- _YOUR GOAL_: Lines that contain the string "diverticules" are to be copied; leave out all others.
#####
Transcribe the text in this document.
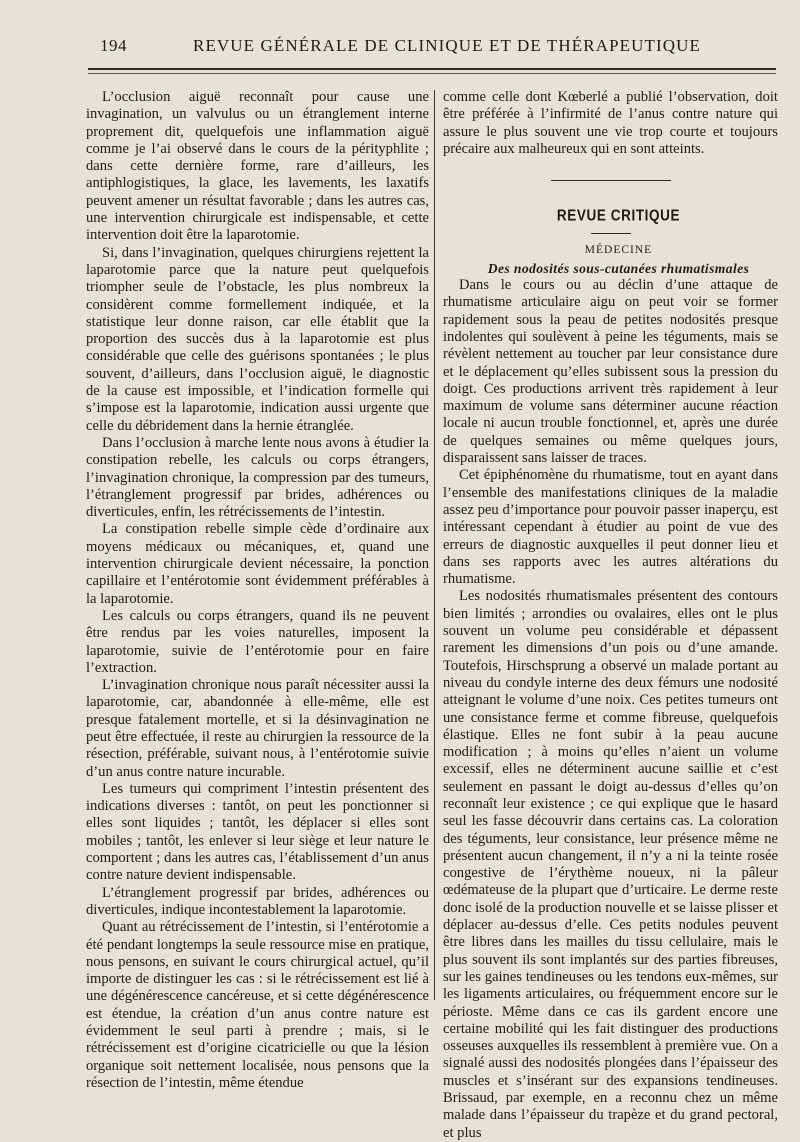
194	REVUE GÉNÉRALE DE CLINIQUE ET DE THÉRAPEUTIQUE

L’occlusion aiguë reconnaît pour cause une invagination, un valvulus ou un étranglement interne proprement dit, quelquefois une inflammation aiguë comme je l’ai observé dans le cours de la pérityphlite ; dans cette dernière forme, rare d’ailleurs, les antiphlogistiques, la glace, les lavements, les laxatifs peuvent amener un résultat favorable ; dans les autres cas, une intervention chirurgicale est indispensable, et cette intervention doit être la laparotomie.

Si, dans l’invagination, quelques chirurgiens rejettent la laparotomie parce que la nature peut quelquefois triompher seule de l’obstacle, les plus nombreux la considèrent comme formellement indiquée, et la statistique leur donne raison, car elle établit que la proportion des succès dus à la laparotomie est plus considérable que celle des guérisons spontanées ; le plus souvent, d’ailleurs, dans l’occlusion aiguë, le diagnostic de la cause est impossible, et l’indication formelle qui s’impose est la laparotomie, indication aussi urgente que celle du débridement dans la hernie étranglée.

Dans l’occlusion à marche lente nous avons à étudier la constipation rebelle, les calculs ou corps étrangers, l’invagination chronique, la compression par des tumeurs, l’étranglement progressif par brides, adhérences ou diverticules, enfin, les rétrécissements de l’intestin.

La constipation rebelle simple cède d’ordinaire aux moyens médicaux ou mécaniques, et, quand une intervention chirurgicale devient nécessaire, la ponction capillaire et l’entérotomie sont évidemment préférables à la laparotomie.

Les calculs ou corps étrangers, quand ils ne peuvent être rendus par les voies naturelles, imposent la laparotomie, suivie de l’entérotomie pour en faire l’extraction.

L’invagination chronique nous paraît nécessiter aussi la laparotomie, car, abandonnée à elle-même, elle est presque fatalement mortelle, et si la désinvagination ne peut être effectuée, il reste au chirurgien la ressource de la résection, préférable, suivant nous, à l’entérotomie suivie d’un anus contre nature incurable.

Les tumeurs qui compriment l’intestin présentent des indications diverses : tantôt, on peut les ponctionner si elles sont liquides ; tantôt, les déplacer si elles sont mobiles ; tantôt, les enlever si leur siège et leur nature le comportent ; dans les autres cas, l’établissement d’un anus contre nature devient indispensable.

L’étranglement progressif par brides, adhérences ou diverticules, indique incontestablement la laparotomie.

Quant au rétrécissement de l’intestin, si l’entérotomie a été pendant longtemps la seule ressource mise en pratique, nous pensons, en suivant le cours chirurgical actuel, qu’il importe de distinguer les cas : si le rétrécissement est lié à une dégénérescence cancéreuse, et si cette dégénérescence est étendue, la création d’un anus contre nature est évidemment le seul parti à prendre ; mais, si le rétrécissement est d’origine cicatricielle ou que la lésion organique soit nettement localisée, nous pensons que la résection de l’intestin, même étendue

comme celle dont Kœberlé a publié l’observation, doit être préférée à l’infirmité de l’anus contre nature qui assure le plus souvent une vie trop courte et toujours précaire aux malheureux qui en sont atteints.

REVUE CRITIQUE

MÉDECINE

Des nodosités sous-cutanées rhumatismales

Dans le cours ou au déclin d’une attaque de rhumatisme articulaire aigu on peut voir se former rapidement sous la peau de petites nodosités presque indolentes qui soulèvent à peine les téguments, mais se révèlent nettement au toucher par leur consistance dure et le déplacement qu’elles subissent sous la pression du doigt. Ces productions arrivent très rapidement à leur maximum de volume sans déterminer aucune réaction locale ni aucun trouble fonctionnel, et, après une durée de quelques semaines ou même quelques jours, disparaissent sans laisser de traces.

Cet épiphénomène du rhumatisme, tout en ayant dans l’ensemble des manifestations cliniques de la maladie assez peu d’importance pour pouvoir passer inaperçu, est intéressant cependant à étudier au point de vue des erreurs de diagnostic auxquelles il peut donner lieu et dans ses rapports avec les autres altérations du rhumatisme.

Les nodosités rhumatismales présentent des contours bien limités ; arrondies ou ovalaires, elles ont le plus souvent un volume peu considérable et dépassent rarement les dimensions d’un pois ou d’une amande. Toutefois, Hirschsprung a observé un malade portant au niveau du condyle interne des deux fémurs une nodosité atteignant le volume d’une noix. Ces petites tumeurs ont une consistance ferme et comme fibreuse, quelquefois élastique. Elles ne font subir à la peau aucune modification ; à moins qu’elles n’aient un volume excessif, elles ne déterminent aucune saillie et c’est seulement en passant le doigt au-dessus d’elles qu’on reconnaît leur existence ; ce qui explique que le hasard seul les fasse découvrir dans certains cas. La coloration des téguments, leur consistance, leur présence même ne présentent aucun changement, il n’y a ni la teinte rosée congestive de l’érythème noueux, ni la pâleur œdémateuse de la plupart que d’urticaire. Le derme reste donc isolé de la production nouvelle et se laisse plisser et déplacer au-dessus d’elle. Ces petits nodules peuvent être libres dans les mailles du tissu cellulaire, mais le plus souvent ils sont implantés sur des parties fibreuses, sur les gaines tendineuses ou les tendons eux-mêmes, sur les ligaments articulaires, ou fréquemment encore sur le périoste. Même dans ce cas ils gardent encore une certaine mobilité qui les fait distinguer des productions osseuses auxquelles ils ressemblent à première vue. On a signalé aussi des nodosités plongées dans l’épaisseur des muscles et s’insérant sur des expansions tendineuses. Brissaud, par exemple, en a reconnu chez un même malade dans l’épaisseur du trapèze et du grand pectoral, et plus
#####
- _WRITTEN SOLUTION_:
Dans l’occlusion à marche lente nous avons à étudier la constipation rebelle, les calculs ou corps étrangers, l’invagination chronique, la compression par des tumeurs, l’étranglement progressif par brides, adhérences ou diverticules, enfin, les rétrécissements de l’intestin.
L’étranglement progressif par brides, adhérences ou diverticules, indique incontestablement la laparotomie.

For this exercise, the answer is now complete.